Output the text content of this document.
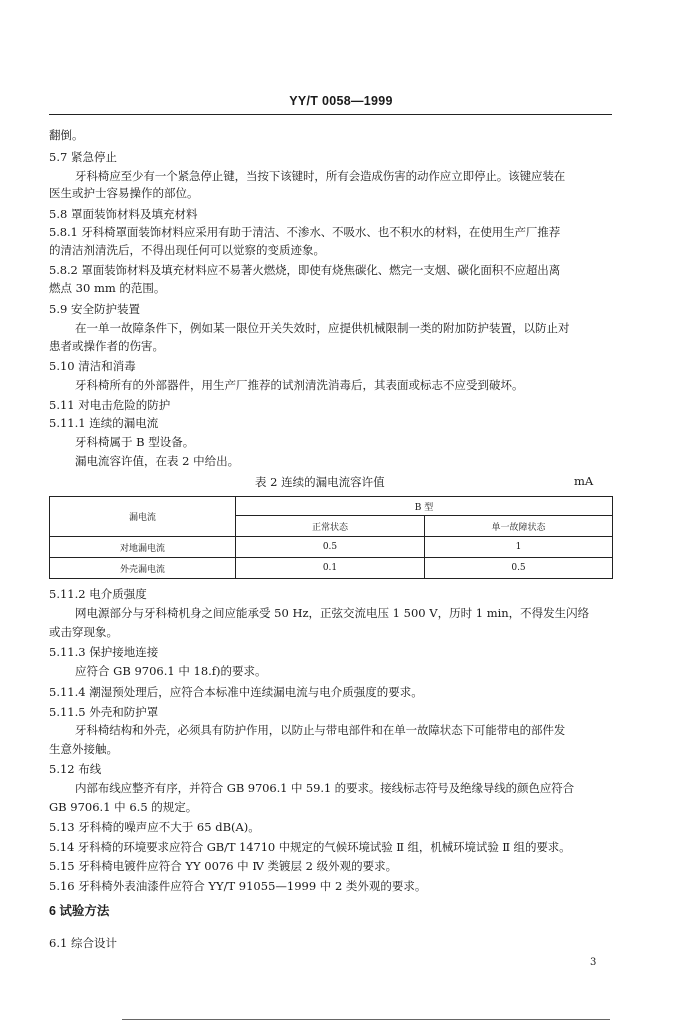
YY/T 0058—1999
翻倒。
5.7 紧急停止
牙科椅应至少有一个紧急停止键，当按下该键时，所有会造成伤害的动作应立即停止。该键应装在
医生或护士容易操作的部位。
5.8 罩面装饰材料及填充材料
5.8.1 牙科椅罩面装饰材料应采用有助于清洁、不渗水、不吸水、也不积水的材料，在使用生产厂推荐
的清洁剂清洗后，不得出现任何可以觉察的变质迹象。
5.8.2 罩面装饰材料及填充材料应不易著火燃烧，即使有烧焦碳化、燃完一支烟、碳化面积不应超出离
燃点 30 mm 的范围。
5.9 安全防护装置
在一单一故障条件下，例如某一限位开关失效时，应提供机械限制一类的附加防护装置，以防止对
患者或操作者的伤害。
5.10 清洁和消毒
牙科椅所有的外部器件，用生产厂推荐的试剂清洗消毒后，其表面或标志不应受到破坏。
5.11 对电击危险的防护
5.11.1 连续的漏电流
牙科椅属于 B 型设备。
漏电流容许值，在表 2 中给出。
表 2 连续的漏电流容许值	mA
漏电流	B 型	
	正常状态	单一故障状态
对地漏电流	0.5	1
外壳漏电流	0.1	0.5
5.11.2 电介质强度
网电源部分与牙科椅机身之间应能承受 50 Hz，正弦交流电压 1 500 V，历时 1 min，不得发生闪络
或击穿现象。
5.11.3 保护接地连接
应符合 GB 9706.1 中 18.f)的要求。
5.11.4 潮湿预处理后，应符合本标准中连续漏电流与电介质强度的要求。
5.11.5 外壳和防护罩
牙科椅结构和外壳，必须具有防护作用，以防止与带电部件和在单一故障状态下可能带电的部件发
生意外接触。
5.12 布线
内部布线应整齐有序，并符合 GB 9706.1 中 59.1 的要求。接线标志符号及绝缘导线的颜色应符合
GB 9706.1 中 6.5 的规定。
5.13 牙科椅的噪声应不大于 65 dB(A)。
5.14 牙科椅的环境要求应符合 GB/T 14710 中规定的气候环境试验 Ⅱ 组，机械环境试验 Ⅱ 组的要求。
5.15 牙科椅电镀件应符合 YY 0076 中 Ⅳ 类镀层 2 级外观的要求。
5.16 牙科椅外表油漆件应符合 YY/T 91055—1999 中 2 类外观的要求。
6 试验方法
6.1 综合设计
3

_ _ _ _ _ _ _

Your task is to repeat the data above exactly while excluding the pictures.

TASK SOLUTION:
Output the text content of this document.
YY/T 0058—1999
翻倒。
5.7 紧急停止
牙科椅应至少有一个紧急停止键，当按下该键时，所有会造成伤害的动作应立即停止。该键应装在
医生或护士容易操作的部位。
5.8 罩面装饰材料及填充材料
5.8.1 牙科椅罩面装饰材料应采用有助于清洁、不渗水、不吸水、也不积水的材料，在使用生产厂推荐
的清洁剂清洗后，不得出现任何可以觉察的变质迹象。
5.8.2 罩面装饰材料及填充材料应不易著火燃烧，即使有烧焦碳化、燃完一支烟、碳化面积不应超出离
燃点 30 mm 的范围。
5.9 安全防护装置
在一单一故障条件下，例如某一限位开关失效时，应提供机械限制一类的附加防护装置，以防止对
患者或操作者的伤害。
5.10 清洁和消毒
牙科椅所有的外部器件，用生产厂推荐的试剂清洗消毒后，其表面或标志不应受到破坏。
5.11 对电击危险的防护
5.11.1 连续的漏电流
牙科椅属于 B 型设备。
漏电流容许值，在表 2 中给出。
表 2 连续的漏电流容许值	mA
漏电流	B 型	
	正常状态	单一故障状态
对地漏电流	0.5	1
外壳漏电流	0.1	0.5
5.11.2 电介质强度
网电源部分与牙科椅机身之间应能承受 50 Hz，正弦交流电压 1 500 V，历时 1 min，不得发生闪络
或击穿现象。
5.11.3 保护接地连接
应符合 GB 9706.1 中 18.f)的要求。
5.11.4 潮湿预处理后，应符合本标准中连续漏电流与电介质强度的要求。
5.11.5 外壳和防护罩
牙科椅结构和外壳，必须具有防护作用，以防止与带电部件和在单一故障状态下可能带电的部件发
生意外接触。
5.12 布线
内部布线应整齐有序，并符合 GB 9706.1 中 59.1 的要求。接线标志符号及绝缘导线的颜色应符合
GB 9706.1 中 6.5 的规定。
5.13 牙科椅的噪声应不大于 65 dB(A)。
5.14 牙科椅的环境要求应符合 GB/T 14710 中规定的气候环境试验 Ⅱ 组，机械环境试验 Ⅱ 组的要求。
5.15 牙科椅电镀件应符合 YY 0076 中 Ⅳ 类镀层 2 级外观的要求。
5.16 牙科椅外表油漆件应符合 YY/T 91055—1999 中 2 类外观的要求。
6 试验方法
6.1 综合设计
3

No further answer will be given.